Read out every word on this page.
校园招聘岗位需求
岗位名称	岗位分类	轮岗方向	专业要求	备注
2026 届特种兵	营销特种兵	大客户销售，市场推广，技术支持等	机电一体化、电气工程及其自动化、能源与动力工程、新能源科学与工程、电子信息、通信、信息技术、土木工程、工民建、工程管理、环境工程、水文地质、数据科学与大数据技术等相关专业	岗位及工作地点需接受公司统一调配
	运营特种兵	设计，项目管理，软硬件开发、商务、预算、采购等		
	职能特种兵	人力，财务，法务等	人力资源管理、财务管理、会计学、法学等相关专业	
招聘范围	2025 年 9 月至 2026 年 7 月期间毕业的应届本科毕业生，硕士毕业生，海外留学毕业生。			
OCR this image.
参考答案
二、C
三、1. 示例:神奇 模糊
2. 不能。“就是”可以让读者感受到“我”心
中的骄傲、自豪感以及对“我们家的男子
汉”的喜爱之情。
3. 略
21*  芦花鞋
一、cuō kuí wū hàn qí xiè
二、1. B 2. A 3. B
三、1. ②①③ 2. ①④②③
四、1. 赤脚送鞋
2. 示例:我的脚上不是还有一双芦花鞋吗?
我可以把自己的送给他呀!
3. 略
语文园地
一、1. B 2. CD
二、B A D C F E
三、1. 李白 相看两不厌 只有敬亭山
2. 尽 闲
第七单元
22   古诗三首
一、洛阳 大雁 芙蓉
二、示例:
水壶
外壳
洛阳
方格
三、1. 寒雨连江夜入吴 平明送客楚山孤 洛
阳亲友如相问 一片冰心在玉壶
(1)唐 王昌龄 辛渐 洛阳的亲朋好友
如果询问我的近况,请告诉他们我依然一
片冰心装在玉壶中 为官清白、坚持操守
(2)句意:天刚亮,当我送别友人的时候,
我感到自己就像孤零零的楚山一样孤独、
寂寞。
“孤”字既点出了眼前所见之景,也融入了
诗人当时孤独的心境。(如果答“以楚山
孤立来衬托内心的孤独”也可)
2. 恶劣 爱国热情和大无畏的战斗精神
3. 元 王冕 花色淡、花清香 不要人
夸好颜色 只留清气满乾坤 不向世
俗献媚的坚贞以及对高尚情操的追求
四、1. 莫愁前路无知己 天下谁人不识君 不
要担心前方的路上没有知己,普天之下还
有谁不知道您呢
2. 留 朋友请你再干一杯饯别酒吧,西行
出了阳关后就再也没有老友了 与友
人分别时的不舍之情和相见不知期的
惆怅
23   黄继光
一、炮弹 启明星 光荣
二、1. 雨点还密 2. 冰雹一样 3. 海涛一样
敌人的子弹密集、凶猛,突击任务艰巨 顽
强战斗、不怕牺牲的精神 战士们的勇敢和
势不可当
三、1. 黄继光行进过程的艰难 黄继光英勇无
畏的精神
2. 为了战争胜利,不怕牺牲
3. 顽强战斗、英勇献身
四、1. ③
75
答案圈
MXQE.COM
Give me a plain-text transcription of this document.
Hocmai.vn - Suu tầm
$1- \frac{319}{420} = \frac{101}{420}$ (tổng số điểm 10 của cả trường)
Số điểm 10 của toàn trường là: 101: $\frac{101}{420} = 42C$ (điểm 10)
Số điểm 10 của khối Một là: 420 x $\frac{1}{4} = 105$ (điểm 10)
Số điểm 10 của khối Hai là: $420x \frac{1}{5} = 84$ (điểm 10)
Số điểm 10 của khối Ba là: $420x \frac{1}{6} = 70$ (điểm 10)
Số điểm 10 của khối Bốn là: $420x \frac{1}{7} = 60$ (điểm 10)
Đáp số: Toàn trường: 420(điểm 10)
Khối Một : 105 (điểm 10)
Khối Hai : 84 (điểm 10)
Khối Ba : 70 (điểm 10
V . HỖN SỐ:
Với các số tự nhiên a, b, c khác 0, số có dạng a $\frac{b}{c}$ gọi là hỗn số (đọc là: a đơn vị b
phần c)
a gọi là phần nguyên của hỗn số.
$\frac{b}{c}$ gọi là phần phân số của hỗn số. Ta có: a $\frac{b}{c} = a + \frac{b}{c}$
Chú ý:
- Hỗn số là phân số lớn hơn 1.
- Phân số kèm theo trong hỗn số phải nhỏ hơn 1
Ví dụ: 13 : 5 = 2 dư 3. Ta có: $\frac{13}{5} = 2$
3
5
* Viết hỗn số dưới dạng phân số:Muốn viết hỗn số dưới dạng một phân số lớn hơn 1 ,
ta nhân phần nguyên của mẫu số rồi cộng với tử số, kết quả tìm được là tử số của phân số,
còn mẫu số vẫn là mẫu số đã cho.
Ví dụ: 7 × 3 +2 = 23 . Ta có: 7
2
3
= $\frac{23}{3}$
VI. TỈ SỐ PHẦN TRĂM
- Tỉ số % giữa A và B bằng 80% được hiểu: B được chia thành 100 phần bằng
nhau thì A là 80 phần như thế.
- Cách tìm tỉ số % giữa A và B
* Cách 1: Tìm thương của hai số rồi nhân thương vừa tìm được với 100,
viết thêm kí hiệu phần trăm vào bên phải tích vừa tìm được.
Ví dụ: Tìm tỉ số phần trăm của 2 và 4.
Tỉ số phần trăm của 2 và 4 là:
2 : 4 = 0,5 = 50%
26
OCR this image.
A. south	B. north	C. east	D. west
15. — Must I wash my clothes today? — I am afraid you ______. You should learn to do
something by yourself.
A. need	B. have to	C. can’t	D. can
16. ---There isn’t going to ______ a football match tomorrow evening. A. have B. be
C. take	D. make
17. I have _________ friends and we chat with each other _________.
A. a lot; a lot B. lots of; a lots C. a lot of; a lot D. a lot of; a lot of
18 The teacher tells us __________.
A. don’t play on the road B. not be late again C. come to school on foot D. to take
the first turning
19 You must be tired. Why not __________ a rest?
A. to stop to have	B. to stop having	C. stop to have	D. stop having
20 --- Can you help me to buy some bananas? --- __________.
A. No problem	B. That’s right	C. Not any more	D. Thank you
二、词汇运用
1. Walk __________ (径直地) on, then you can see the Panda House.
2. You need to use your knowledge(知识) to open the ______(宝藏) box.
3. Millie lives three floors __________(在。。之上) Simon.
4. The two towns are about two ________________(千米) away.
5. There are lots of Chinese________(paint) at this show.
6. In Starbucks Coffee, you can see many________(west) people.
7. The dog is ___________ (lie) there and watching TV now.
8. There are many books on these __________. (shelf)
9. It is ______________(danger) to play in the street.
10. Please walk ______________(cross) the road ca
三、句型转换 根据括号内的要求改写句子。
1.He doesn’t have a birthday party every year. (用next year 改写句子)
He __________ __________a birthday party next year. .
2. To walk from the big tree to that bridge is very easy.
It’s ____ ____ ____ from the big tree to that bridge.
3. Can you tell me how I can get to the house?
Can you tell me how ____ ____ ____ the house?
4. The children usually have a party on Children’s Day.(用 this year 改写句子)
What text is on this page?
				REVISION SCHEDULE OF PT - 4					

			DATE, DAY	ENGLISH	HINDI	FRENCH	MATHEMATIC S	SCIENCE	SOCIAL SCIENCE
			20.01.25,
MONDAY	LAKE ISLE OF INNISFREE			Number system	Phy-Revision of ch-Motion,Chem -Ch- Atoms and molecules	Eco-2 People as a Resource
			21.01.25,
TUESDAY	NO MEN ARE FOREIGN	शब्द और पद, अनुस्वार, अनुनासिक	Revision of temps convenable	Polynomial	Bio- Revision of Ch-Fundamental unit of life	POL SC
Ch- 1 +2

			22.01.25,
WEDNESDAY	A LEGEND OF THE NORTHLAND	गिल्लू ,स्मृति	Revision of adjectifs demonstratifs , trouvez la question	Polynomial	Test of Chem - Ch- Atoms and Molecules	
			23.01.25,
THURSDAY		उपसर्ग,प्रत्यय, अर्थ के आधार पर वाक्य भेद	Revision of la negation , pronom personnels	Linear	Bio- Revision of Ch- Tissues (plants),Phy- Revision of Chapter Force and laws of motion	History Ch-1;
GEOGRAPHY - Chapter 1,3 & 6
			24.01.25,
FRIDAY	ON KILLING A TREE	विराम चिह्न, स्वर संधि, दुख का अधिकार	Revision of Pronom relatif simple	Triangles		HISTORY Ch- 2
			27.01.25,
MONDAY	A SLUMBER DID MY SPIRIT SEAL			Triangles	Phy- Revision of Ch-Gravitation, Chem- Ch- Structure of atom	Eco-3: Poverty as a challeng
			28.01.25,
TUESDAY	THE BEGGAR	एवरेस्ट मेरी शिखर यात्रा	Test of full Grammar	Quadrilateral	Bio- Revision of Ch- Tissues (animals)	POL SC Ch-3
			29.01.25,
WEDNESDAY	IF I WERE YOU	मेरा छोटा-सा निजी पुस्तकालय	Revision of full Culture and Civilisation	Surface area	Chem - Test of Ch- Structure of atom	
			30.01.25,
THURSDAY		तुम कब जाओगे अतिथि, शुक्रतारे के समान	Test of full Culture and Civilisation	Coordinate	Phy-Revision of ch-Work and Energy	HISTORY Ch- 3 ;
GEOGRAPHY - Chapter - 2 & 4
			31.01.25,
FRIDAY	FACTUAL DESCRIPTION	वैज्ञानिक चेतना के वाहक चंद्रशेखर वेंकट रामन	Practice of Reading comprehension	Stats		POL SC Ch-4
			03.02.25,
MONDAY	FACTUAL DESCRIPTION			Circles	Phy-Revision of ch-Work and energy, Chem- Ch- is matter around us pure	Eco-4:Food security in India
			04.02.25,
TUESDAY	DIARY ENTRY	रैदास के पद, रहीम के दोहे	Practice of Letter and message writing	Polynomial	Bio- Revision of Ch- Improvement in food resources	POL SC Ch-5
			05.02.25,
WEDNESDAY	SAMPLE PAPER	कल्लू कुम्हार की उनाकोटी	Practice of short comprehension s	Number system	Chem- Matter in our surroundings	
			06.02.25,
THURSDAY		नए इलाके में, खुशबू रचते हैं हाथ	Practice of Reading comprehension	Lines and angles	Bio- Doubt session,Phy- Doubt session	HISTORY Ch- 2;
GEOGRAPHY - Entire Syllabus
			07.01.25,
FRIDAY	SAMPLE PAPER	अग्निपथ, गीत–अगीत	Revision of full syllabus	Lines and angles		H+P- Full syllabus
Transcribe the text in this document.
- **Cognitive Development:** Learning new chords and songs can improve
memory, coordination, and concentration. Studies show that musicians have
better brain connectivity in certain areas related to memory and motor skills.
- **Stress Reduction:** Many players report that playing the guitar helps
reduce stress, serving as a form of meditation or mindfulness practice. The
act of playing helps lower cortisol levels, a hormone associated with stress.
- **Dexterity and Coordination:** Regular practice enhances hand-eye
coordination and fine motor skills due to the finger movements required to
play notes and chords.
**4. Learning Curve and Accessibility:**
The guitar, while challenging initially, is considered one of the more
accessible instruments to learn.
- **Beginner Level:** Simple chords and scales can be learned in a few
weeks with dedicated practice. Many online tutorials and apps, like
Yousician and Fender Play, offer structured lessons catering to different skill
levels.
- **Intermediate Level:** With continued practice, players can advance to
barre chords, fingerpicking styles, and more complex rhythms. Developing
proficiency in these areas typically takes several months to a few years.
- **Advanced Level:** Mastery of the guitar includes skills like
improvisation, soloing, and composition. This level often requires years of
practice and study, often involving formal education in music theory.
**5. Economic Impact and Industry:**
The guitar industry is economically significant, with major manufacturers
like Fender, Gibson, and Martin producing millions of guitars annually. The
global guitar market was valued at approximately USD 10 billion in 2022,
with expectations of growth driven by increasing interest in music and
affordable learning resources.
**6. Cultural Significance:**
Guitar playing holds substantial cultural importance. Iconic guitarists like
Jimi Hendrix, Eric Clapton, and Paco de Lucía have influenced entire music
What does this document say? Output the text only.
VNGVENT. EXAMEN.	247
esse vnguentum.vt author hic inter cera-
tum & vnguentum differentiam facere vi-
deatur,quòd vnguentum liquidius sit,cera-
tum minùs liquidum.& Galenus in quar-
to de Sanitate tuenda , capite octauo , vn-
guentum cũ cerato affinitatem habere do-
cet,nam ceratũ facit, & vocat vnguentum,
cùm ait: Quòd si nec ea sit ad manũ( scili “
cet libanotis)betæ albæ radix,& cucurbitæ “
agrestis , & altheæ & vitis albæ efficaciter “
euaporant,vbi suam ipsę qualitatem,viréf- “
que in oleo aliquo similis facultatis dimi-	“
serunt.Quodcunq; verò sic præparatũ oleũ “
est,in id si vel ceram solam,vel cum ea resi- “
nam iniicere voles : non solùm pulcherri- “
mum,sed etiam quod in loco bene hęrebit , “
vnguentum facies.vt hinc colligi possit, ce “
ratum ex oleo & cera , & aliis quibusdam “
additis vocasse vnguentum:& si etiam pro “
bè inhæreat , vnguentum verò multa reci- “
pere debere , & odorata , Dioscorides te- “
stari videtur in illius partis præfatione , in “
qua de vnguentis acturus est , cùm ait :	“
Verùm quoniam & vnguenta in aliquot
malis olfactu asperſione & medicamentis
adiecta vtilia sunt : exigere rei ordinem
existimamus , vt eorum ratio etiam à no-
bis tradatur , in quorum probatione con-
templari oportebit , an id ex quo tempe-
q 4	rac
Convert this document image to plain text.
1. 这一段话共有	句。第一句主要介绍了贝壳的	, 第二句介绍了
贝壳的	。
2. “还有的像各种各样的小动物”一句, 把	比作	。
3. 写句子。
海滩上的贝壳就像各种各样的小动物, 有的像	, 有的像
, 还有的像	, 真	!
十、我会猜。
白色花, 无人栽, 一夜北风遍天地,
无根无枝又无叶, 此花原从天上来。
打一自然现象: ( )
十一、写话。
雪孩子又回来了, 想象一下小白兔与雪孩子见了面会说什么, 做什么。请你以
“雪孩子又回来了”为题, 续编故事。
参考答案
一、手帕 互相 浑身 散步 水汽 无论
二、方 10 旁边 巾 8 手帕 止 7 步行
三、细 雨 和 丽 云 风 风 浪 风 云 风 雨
----------------
Copy each line of the entries that includes the word "party".

Correct answer:
1.He doesn’t have a birthday party every year. (用next year 改写句子)
He __________ __________a birthday party next year. .
4. The children usually have a party on Children’s Day.(用 this year 改写句子)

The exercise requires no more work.